* [Exercise requirements]:
All of the records listed below should be retyped exactly.

━━ Given information ━━

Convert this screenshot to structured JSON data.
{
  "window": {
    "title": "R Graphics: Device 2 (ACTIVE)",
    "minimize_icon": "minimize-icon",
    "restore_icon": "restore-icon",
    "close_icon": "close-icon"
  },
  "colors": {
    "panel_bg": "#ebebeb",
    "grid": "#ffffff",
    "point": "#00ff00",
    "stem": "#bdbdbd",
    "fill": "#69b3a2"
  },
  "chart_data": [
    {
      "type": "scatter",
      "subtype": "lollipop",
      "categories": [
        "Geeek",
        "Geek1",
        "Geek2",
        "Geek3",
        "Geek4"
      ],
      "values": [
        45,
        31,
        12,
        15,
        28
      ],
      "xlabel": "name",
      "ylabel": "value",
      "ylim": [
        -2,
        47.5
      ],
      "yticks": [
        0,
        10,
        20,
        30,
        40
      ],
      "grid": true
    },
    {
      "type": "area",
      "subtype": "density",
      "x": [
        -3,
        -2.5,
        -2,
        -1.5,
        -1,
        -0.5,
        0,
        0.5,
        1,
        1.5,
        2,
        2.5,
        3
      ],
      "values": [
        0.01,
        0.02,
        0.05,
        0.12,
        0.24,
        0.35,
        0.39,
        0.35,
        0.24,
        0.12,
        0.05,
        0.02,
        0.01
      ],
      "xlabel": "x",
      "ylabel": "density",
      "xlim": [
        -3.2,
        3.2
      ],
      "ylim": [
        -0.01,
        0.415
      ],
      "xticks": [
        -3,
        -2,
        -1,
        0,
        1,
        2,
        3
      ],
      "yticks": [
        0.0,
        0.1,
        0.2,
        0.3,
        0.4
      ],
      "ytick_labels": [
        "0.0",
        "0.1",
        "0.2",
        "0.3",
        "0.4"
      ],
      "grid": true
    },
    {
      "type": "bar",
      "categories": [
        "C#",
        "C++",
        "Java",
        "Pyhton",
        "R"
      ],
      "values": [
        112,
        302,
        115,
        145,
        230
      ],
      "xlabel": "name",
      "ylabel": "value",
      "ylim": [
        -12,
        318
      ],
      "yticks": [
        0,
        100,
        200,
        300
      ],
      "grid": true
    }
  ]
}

━━━

* [Response for this exercise]:
Convert this screenshot to structured JSON data.
{
  "window": {
    "title": "R Graphics: Device 2 (ACTIVE)",
    "minimize_icon": "minimize-icon",
    "restore_icon": "restore-icon",
    "close_icon": "close-icon"
  },
  "colors": {
    "panel_bg": "#ebebeb",
    "grid": "#ffffff",
    "point": "#00ff00",
    "stem": "#bdbdbd",
    "fill": "#69b3a2"
  },
  "chart_data": [
    {
      "type": "scatter",
      "subtype": "lollipop",
      "categories": [
        "Geeek",
        "Geek1",
        "Geek2",
        "Geek3",
        "Geek4"
      ],
      "values": [
        45,
        31,
        12,
        15,
        28
      ],
      "xlabel": "name",
      "ylabel": "value",
      "ylim": [
        -2,
        47.5
      ],
      "yticks": [
        0,
        10,
        20,
        30,
        40
      ],
      "grid": true
    },
    {
      "type": "area",
      "subtype": "density",
      "x": [
        -3,
        -2.5,
        -2,
        -1.5,
        -1,
        -0.5,
        0,
        0.5,
        1,
        1.5,
        2,
        2.5,
        3
      ],
      "values": [
        0.01,
        0.02,
        0.05,
        0.12,
        0.24,
        0.35,
        0.39,
        0.35,
        0.24,
        0.12,
        0.05,
        0.02,
        0.01
      ],
      "xlabel": "x",
      "ylabel": "density",
      "xlim": [
        -3.2,
        3.2
      ],
      "ylim": [
        -0.01,
        0.415
      ],
      "xticks": [
        -3,
        -2,
        -1,
        0,
        1,
        2,
        3
      ],
      "yticks": [
        0.0,
        0.1,
        0.2,
        0.3,
        0.4
      ],
      "ytick_labels": [
        "0.0",
        "0.1",
        "0.2",
        "0.3",
        "0.4"
      ],
      "grid": true
    },
    {
      "type": "bar",
      "categories": [
        "C#",
        "C++",
        "Java",
        "Pyhton",
        "R"
      ],
      "values": [
        112,
        302,
        115,
        145,
        230
      ],
      "xlabel": "name",
      "ylabel": "value",
      "ylim": [
        -12,
        318
      ],
      "yticks": [
        0,
        100,
        200,
        300
      ],
      "grid": true
    }
  ]
}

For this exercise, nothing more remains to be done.